**Do this:** Please print all of the material below, word for word.
═══
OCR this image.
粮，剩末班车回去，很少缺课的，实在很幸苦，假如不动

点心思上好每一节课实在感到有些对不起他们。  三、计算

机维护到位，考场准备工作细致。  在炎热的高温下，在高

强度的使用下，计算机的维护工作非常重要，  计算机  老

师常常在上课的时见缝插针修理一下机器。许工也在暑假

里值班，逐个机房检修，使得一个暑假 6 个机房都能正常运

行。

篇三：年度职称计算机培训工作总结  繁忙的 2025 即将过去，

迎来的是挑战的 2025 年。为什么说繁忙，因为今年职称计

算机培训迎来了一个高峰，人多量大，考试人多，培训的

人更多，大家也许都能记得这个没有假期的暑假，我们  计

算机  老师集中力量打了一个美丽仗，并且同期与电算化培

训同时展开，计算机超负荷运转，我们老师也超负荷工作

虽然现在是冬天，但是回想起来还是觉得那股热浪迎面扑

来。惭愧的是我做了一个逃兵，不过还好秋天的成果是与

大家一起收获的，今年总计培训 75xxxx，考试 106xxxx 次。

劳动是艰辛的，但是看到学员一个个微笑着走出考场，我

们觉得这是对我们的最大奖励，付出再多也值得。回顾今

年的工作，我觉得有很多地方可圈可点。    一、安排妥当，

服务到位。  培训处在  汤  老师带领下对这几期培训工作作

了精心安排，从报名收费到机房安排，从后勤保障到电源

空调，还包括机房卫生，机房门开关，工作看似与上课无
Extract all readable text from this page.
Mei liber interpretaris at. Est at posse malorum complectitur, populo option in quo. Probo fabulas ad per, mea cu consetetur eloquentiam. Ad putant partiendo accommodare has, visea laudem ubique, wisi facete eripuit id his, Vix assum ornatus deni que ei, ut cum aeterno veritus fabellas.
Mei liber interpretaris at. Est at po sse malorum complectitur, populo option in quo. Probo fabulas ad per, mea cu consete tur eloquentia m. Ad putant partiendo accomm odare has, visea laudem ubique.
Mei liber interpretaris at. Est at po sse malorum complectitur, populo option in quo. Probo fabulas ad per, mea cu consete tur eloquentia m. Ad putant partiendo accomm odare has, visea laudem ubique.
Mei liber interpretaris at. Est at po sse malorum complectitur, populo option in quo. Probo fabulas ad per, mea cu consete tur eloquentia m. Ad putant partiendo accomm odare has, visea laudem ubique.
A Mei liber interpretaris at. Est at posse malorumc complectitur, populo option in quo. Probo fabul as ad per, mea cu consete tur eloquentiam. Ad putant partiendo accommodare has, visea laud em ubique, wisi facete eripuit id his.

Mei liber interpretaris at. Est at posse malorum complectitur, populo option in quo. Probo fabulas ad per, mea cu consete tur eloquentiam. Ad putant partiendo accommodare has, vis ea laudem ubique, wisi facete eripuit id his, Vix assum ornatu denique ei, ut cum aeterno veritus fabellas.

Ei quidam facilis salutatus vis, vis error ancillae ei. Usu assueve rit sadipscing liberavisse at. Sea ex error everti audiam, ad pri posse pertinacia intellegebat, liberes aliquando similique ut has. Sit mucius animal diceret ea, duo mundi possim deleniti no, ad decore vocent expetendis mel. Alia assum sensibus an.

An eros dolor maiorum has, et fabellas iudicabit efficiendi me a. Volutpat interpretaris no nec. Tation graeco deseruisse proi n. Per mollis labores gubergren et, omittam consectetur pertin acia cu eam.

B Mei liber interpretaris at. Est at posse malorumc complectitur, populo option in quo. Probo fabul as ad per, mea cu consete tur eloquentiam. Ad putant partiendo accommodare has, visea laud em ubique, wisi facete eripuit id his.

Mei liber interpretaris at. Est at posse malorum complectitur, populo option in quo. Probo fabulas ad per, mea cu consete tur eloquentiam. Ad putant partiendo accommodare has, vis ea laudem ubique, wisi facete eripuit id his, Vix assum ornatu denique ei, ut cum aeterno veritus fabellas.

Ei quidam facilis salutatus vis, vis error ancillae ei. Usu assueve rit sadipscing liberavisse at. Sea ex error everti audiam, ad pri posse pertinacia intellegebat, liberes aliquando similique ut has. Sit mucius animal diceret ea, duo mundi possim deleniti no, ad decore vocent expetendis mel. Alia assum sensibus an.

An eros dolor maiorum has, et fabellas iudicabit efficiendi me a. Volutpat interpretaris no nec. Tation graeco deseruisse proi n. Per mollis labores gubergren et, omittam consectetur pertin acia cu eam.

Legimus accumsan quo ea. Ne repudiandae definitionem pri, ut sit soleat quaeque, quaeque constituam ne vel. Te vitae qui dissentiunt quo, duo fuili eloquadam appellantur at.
═══
**Task answer:**
OCR this image.
粮，剩末班车回去，很少缺课的，实在很幸苦，假如不动

点心思上好每一节课实在感到有些对不起他们。  三、计算

机维护到位，考场准备工作细致。  在炎热的高温下，在高

强度的使用下，计算机的维护工作非常重要，  计算机  老

师常常在上课的时见缝插针修理一下机器。许工也在暑假

里值班，逐个机房检修，使得一个暑假 6 个机房都能正常运

行。

篇三：年度职称计算机培训工作总结  繁忙的 2025 即将过去，

迎来的是挑战的 2025 年。为什么说繁忙，因为今年职称计

算机培训迎来了一个高峰，人多量大，考试人多，培训的

人更多，大家也许都能记得这个没有假期的暑假，我们  计

算机  老师集中力量打了一个美丽仗，并且同期与电算化培

训同时展开，计算机超负荷运转，我们老师也超负荷工作

虽然现在是冬天，但是回想起来还是觉得那股热浪迎面扑

来。惭愧的是我做了一个逃兵，不过还好秋天的成果是与

大家一起收获的，今年总计培训 75xxxx，考试 106xxxx 次。

劳动是艰辛的，但是看到学员一个个微笑着走出考场，我

们觉得这是对我们的最大奖励，付出再多也值得。回顾今

年的工作，我觉得有很多地方可圈可点。    一、安排妥当，

服务到位。  培训处在  汤  老师带领下对这几期培训工作作

了精心安排，从报名收费到机房安排，从后勤保障到电源

空调，还包括机房卫生，机房门开关，工作看似与上课无
Extract all readable text from this page.
Mei liber interpretaris at. Est at posse malorum complectitur, populo option in quo. Probo fabulas ad per, mea cu consetetur eloquentiam. Ad putant partiendo accommodare has, visea laudem ubique, wisi facete eripuit id his, Vix assum ornatus deni que ei, ut cum aeterno veritus fabellas.
Mei liber interpretaris at. Est at po sse malorum complectitur, populo option in quo. Probo fabulas ad per, mea cu consete tur eloquentia m. Ad putant partiendo accomm odare has, visea laudem ubique.
Mei liber interpretaris at. Est at po sse malorum complectitur, populo option in quo. Probo fabulas ad per, mea cu consete tur eloquentia m. Ad putant partiendo accomm odare has, visea laudem ubique.
Mei liber interpretaris at. Est at po sse malorum complectitur, populo option in quo. Probo fabulas ad per, mea cu consete tur eloquentia m. Ad putant partiendo accomm odare has, visea laudem ubique.
A Mei liber interpretaris at. Est at posse malorumc complectitur, populo option in quo. Probo fabul as ad per, mea cu consete tur eloquentiam. Ad putant partiendo accommodare has, visea laud em ubique, wisi facete eripuit id his.

Mei liber interpretaris at. Est at posse malorum complectitur, populo option in quo. Probo fabulas ad per, mea cu consete tur eloquentiam. Ad putant partiendo accommodare has, vis ea laudem ubique, wisi facete eripuit id his, Vix assum ornatu denique ei, ut cum aeterno veritus fabellas.

Ei quidam facilis salutatus vis, vis error ancillae ei. Usu assueve rit sadipscing liberavisse at. Sea ex error everti audiam, ad pri posse pertinacia intellegebat, liberes aliquando similique ut has. Sit mucius animal diceret ea, duo mundi possim deleniti no, ad decore vocent expetendis mel. Alia assum sensibus an.

An eros dolor maiorum has, et fabellas iudicabit efficiendi me a. Volutpat interpretaris no nec. Tation graeco deseruisse proi n. Per mollis labores gubergren et, omittam consectetur pertin acia cu eam.

B Mei liber interpretaris at. Est at posse malorumc complectitur, populo option in quo. Probo fabul as ad per, mea cu consete tur eloquentiam. Ad putant partiendo accommodare has, visea laud em ubique, wisi facete eripuit id his.

Mei liber interpretaris at. Est at posse malorum complectitur, populo option in quo. Probo fabulas ad per, mea cu consete tur eloquentiam. Ad putant partiendo accommodare has, vis ea laudem ubique, wisi facete eripuit id his, Vix assum ornatu denique ei, ut cum aeterno veritus fabellas.

Ei quidam facilis salutatus vis, vis error ancillae ei. Usu assueve rit sadipscing liberavisse at. Sea ex error everti audiam, ad pri posse pertinacia intellegebat, liberes aliquando similique ut has. Sit mucius animal diceret ea, duo mundi possim deleniti no, ad decore vocent expetendis mel. Alia assum sensibus an.

An eros dolor maiorum has, et fabellas iudicabit efficiendi me a. Volutpat interpretaris no nec. Tation graeco deseruisse proi n. Per mollis labores gubergren et, omittam consectetur pertin acia cu eam.

Legimus accumsan quo ea. Ne repudiandae definitionem pri, ut sit soleat quaeque, quaeque constituam ne vel. Te vitae qui dissentiunt quo, duo fuili eloquadam appellantur at.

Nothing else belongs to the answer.